◆ Problem requirements:
Take every line from the listing below that contains "OPERATIONS".

◆ Records:
## Start
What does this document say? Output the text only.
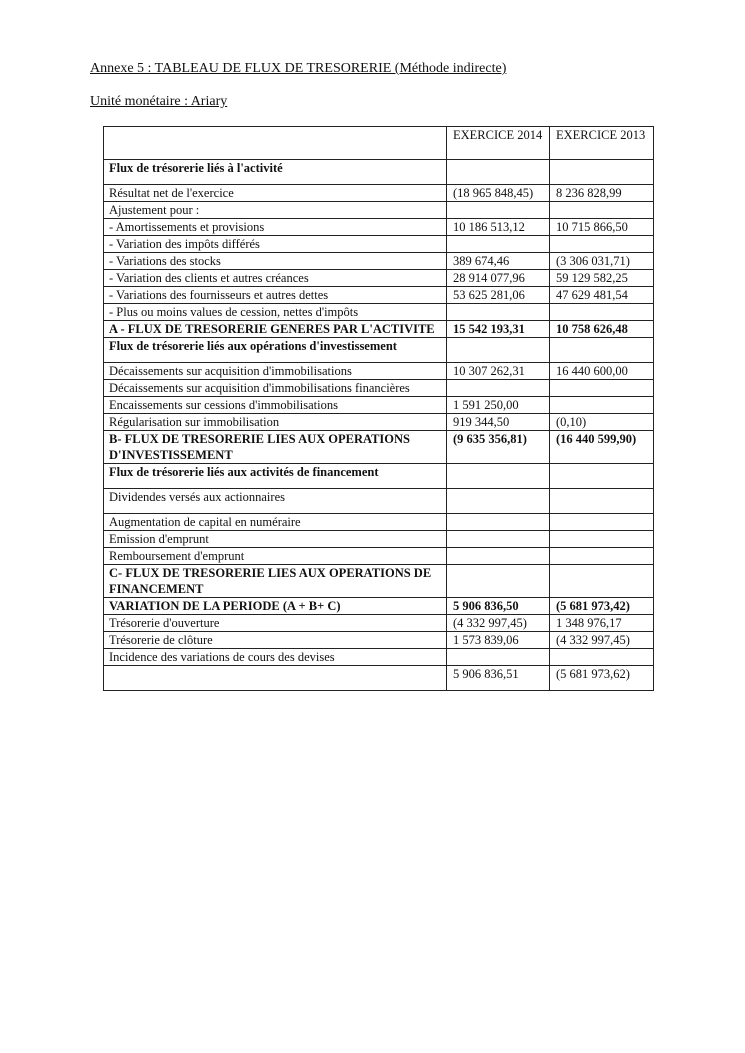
Annexe 5 : TABLEAU DE FLUX DE TRESORERIE (Méthode indirecte)
Unité monétaire : Ariary
	EXERCICE 2014	EXERCICE 2013
Flux de trésorerie liés à l'activité		
Résultat net de l'exercice	(18 965 848,45)	8 236 828,99
Ajustement pour :		
- Amortissements et provisions	10 186 513,12	10 715 866,50
- Variation des impôts différés		
- Variations des stocks	389 674,46	(3 306 031,71)
- Variation des clients et autres créances	28 914 077,96	59 129 582,25
- Variations des fournisseurs et autres dettes	53 625 281,06	47 629 481,54
- Plus ou moins values de cession, nettes d'impôts		
A - FLUX DE TRESORERIE GENERES PAR L'ACTIVITE	15 542 193,31	10 758 626,48
Flux de trésorerie liés aux opérations d'investissement		
Décaissements sur acquisition d'immobilisations	10 307 262,31	16 440 600,00
Décaissements sur acquisition d'immobilisations financières		
Encaissements sur cessions d'immobilisations	1 591 250,00	
Régularisation sur immobilisation	919 344,50	(0,10)
B- FLUX DE TRESORERIE LIES AUX OPERATIONS D'INVESTISSEMENT	(9 635 356,81)	(16 440 599,90)
Flux de trésorerie liés aux activités de financement		
Dividendes versés aux actionnaires		
Augmentation de capital en numéraire		
Emission d'emprunt		
Remboursement d'emprunt		
C- FLUX DE TRESORERIE LIES AUX OPERATIONS DE FINANCEMENT		
VARIATION DE LA PERIODE (A + B+ C)	5 906 836,50	(5 681 973,42)
Trésorerie d'ouverture	(4 332 997,45)	1 348 976,17
Trésorerie de clôture	1 573 839,06	(4 332 997,45)
Incidence des variations de cours des devises		
	5 906 836,51	(5 681 973,62)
## End
◆ Output below:
B- FLUX DE TRESORERIE LIES AUX OPERATIONS D'INVESTISSEMENT	(9 635 356,81)	(16 440 599,90)
C- FLUX DE TRESORERIE LIES AUX OPERATIONS DE FINANCEMENT		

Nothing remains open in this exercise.